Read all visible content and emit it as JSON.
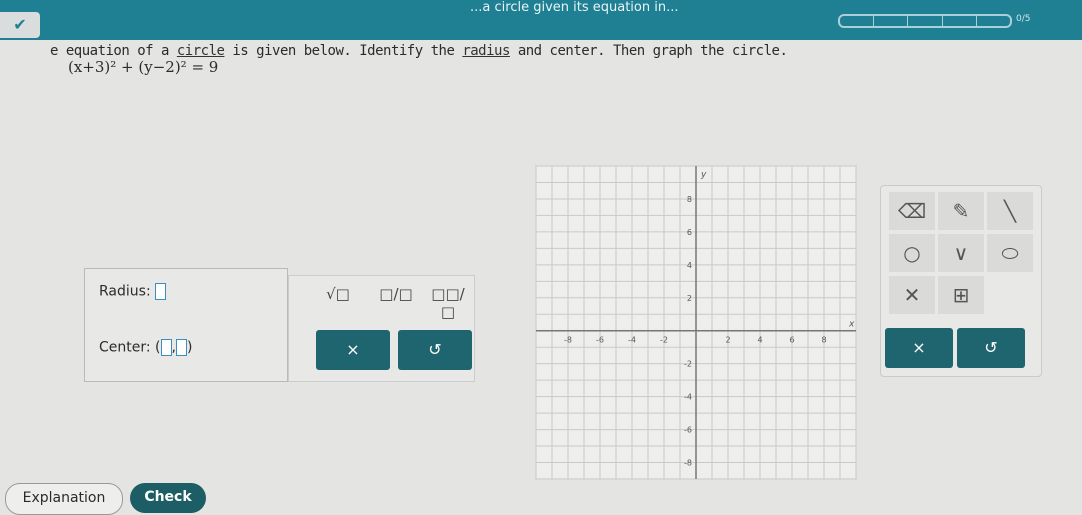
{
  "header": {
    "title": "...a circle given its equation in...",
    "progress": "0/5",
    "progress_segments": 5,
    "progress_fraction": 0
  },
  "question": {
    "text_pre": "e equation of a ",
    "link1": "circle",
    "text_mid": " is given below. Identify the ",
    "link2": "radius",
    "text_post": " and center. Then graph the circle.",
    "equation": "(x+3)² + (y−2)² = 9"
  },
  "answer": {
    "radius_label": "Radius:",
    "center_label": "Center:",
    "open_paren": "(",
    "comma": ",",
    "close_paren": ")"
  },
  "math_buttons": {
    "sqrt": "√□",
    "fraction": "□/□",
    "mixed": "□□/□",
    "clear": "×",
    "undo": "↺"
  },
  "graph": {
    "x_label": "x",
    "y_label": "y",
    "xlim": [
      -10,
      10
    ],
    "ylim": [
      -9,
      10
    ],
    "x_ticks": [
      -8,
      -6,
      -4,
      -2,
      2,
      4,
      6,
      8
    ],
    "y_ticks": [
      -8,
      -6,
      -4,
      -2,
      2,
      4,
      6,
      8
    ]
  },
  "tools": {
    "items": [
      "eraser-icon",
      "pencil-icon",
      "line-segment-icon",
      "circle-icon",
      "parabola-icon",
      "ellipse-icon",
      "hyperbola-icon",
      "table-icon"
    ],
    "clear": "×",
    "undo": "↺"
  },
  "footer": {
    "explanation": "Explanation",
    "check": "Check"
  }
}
★ ★ ★ ★
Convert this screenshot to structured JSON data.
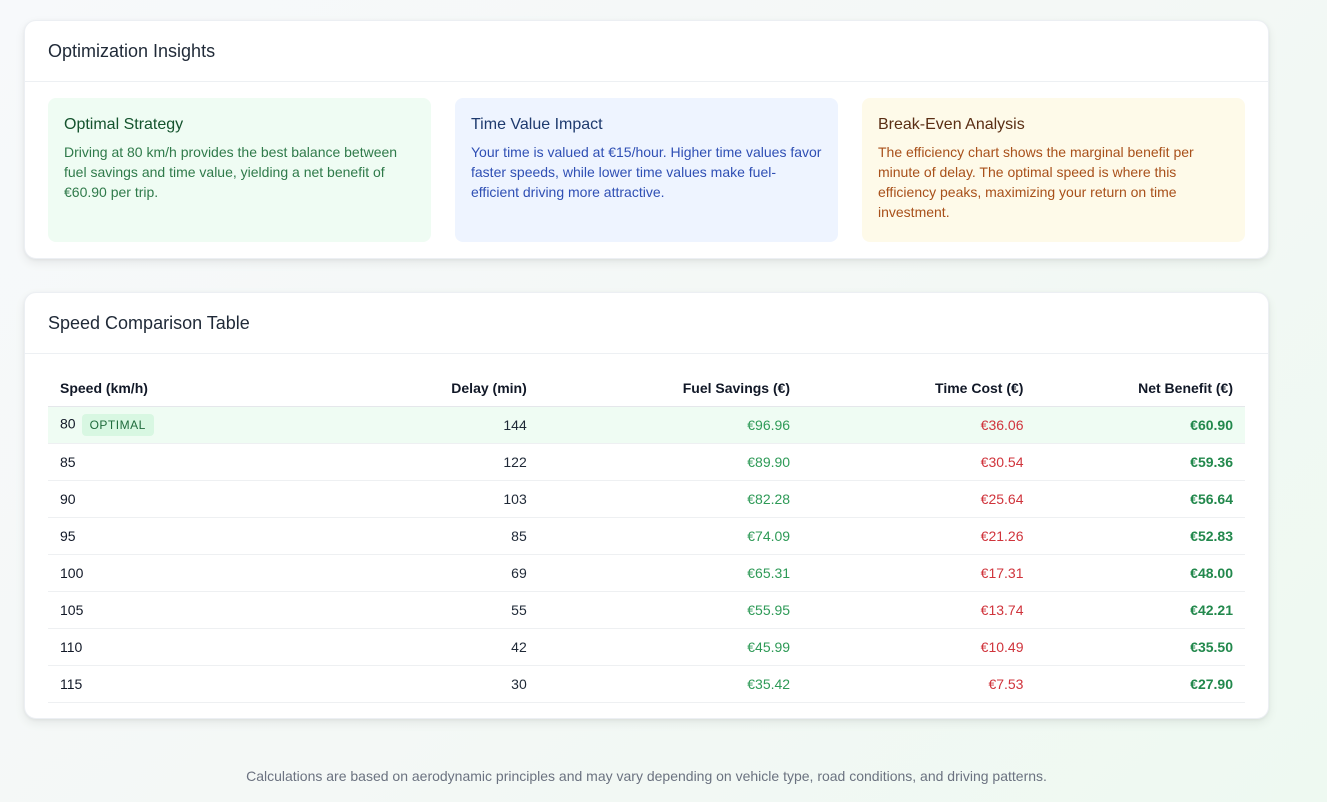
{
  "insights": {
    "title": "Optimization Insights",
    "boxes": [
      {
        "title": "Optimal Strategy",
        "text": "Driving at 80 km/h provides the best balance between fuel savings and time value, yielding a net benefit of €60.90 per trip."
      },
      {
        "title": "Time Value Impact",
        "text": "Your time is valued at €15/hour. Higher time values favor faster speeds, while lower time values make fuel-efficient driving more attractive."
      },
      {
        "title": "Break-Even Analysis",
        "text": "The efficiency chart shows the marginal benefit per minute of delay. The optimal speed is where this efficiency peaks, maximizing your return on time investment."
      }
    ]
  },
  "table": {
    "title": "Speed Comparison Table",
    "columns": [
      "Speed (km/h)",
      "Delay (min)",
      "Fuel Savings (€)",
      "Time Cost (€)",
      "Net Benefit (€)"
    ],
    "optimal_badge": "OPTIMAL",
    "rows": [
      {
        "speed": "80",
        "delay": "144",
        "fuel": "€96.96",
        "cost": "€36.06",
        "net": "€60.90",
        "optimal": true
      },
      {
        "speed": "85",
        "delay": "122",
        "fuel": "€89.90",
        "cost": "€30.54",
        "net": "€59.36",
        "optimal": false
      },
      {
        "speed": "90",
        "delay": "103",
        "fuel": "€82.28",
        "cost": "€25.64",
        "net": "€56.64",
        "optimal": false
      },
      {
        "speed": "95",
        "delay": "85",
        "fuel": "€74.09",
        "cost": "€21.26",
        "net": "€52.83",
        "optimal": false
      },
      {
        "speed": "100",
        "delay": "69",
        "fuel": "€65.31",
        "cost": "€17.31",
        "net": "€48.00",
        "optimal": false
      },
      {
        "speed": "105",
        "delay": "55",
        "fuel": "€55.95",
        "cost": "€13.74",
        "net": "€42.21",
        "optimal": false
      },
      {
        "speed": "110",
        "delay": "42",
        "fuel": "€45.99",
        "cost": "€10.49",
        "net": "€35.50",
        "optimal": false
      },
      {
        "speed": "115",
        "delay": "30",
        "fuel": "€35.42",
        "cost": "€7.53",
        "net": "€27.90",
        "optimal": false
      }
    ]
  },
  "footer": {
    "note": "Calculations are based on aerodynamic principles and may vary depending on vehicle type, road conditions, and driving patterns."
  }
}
★ ★ ★ ★
**Short task**.
From the data above, copy each line that has the string "JSON".

**Answer to this exercise**.
Read all visible content and emit it as JSON.
Convert this screenshot to structured JSON data.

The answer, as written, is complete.